---------- Data for this exercise ----------
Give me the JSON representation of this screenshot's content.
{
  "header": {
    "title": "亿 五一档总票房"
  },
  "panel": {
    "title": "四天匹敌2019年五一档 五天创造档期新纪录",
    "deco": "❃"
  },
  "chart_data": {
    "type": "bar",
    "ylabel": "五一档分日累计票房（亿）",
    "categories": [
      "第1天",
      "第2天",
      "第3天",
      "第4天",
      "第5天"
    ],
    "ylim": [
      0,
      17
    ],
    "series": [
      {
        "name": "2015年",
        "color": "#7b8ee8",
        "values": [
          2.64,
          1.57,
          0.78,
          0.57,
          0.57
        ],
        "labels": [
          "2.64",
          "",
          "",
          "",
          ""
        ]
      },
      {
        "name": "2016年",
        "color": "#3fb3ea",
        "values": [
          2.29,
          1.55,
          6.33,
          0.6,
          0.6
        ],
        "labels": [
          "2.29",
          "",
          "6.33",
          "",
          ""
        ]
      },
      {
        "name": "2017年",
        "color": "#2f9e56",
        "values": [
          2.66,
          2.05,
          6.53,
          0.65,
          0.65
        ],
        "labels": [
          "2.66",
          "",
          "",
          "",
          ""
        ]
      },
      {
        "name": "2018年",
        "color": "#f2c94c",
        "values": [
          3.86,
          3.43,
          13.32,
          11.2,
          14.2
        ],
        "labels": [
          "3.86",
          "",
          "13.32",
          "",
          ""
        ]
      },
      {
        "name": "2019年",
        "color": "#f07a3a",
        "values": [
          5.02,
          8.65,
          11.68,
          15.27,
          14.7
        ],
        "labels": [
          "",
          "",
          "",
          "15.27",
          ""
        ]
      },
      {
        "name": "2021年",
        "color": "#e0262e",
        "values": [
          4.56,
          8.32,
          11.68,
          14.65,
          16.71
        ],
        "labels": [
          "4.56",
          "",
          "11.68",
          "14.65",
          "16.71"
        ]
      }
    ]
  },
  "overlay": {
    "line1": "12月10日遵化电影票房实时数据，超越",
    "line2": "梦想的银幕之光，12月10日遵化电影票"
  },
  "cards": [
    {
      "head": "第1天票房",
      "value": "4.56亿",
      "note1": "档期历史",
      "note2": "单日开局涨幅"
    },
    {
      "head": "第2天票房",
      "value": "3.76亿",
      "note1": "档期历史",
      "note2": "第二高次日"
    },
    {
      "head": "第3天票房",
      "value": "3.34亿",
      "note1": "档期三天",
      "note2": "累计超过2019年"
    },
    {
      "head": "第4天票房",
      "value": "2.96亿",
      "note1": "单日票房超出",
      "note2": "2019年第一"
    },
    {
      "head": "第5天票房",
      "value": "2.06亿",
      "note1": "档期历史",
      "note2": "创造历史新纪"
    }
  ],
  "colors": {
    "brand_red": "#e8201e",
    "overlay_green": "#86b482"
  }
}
----------
> **Problem**: Retype every entry above, word for word.

> **Solution**:
Give me the JSON representation of this screenshot's content.
{
  "header": {
    "title": "亿 五一档总票房"
  },
  "panel": {
    "title": "四天匹敌2019年五一档 五天创造档期新纪录",
    "deco": "❃"
  },
  "chart_data": {
    "type": "bar",
    "ylabel": "五一档分日累计票房（亿）",
    "categories": [
      "第1天",
      "第2天",
      "第3天",
      "第4天",
      "第5天"
    ],
    "ylim": [
      0,
      17
    ],
    "series": [
      {
        "name": "2015年",
        "color": "#7b8ee8",
        "values": [
          2.64,
          1.57,
          0.78,
          0.57,
          0.57
        ],
        "labels": [
          "2.64",
          "",
          "",
          "",
          ""
        ]
      },
      {
        "name": "2016年",
        "color": "#3fb3ea",
        "values": [
          2.29,
          1.55,
          6.33,
          0.6,
          0.6
        ],
        "labels": [
          "2.29",
          "",
          "6.33",
          "",
          ""
        ]
      },
      {
        "name": "2017年",
        "color": "#2f9e56",
        "values": [
          2.66,
          2.05,
          6.53,
          0.65,
          0.65
        ],
        "labels": [
          "2.66",
          "",
          "",
          "",
          ""
        ]
      },
      {
        "name": "2018年",
        "color": "#f2c94c",
        "values": [
          3.86,
          3.43,
          13.32,
          11.2,
          14.2
        ],
        "labels": [
          "3.86",
          "",
          "13.32",
          "",
          ""
        ]
      },
      {
        "name": "2019年",
        "color": "#f07a3a",
        "values": [
          5.02,
          8.65,
          11.68,
          15.27,
          14.7
        ],
        "labels": [
          "",
          "",
          "",
          "15.27",
          ""
        ]
      },
      {
        "name": "2021年",
        "color": "#e0262e",
        "values": [
          4.56,
          8.32,
          11.68,
          14.65,
          16.71
        ],
        "labels": [
          "4.56",
          "",
          "11.68",
          "14.65",
          "16.71"
        ]
      }
    ]
  },
  "overlay": {
    "line1": "12月10日遵化电影票房实时数据，超越",
    "line2": "梦想的银幕之光，12月10日遵化电影票"
  },
  "cards": [
    {
      "head": "第1天票房",
      "value": "4.56亿",
      "note1": "档期历史",
      "note2": "单日开局涨幅"
    },
    {
      "head": "第2天票房",
      "value": "3.76亿",
      "note1": "档期历史",
      "note2": "第二高次日"
    },
    {
      "head": "第3天票房",
      "value": "3.34亿",
      "note1": "档期三天",
      "note2": "累计超过2019年"
    },
    {
      "head": "第4天票房",
      "value": "2.96亿",
      "note1": "单日票房超出",
      "note2": "2019年第一"
    },
    {
      "head": "第5天票房",
      "value": "2.06亿",
      "note1": "档期历史",
      "note2": "创造历史新纪"
    }
  ],
  "colors": {
    "brand_red": "#e8201e",
    "overlay_green": "#86b482"
  }
}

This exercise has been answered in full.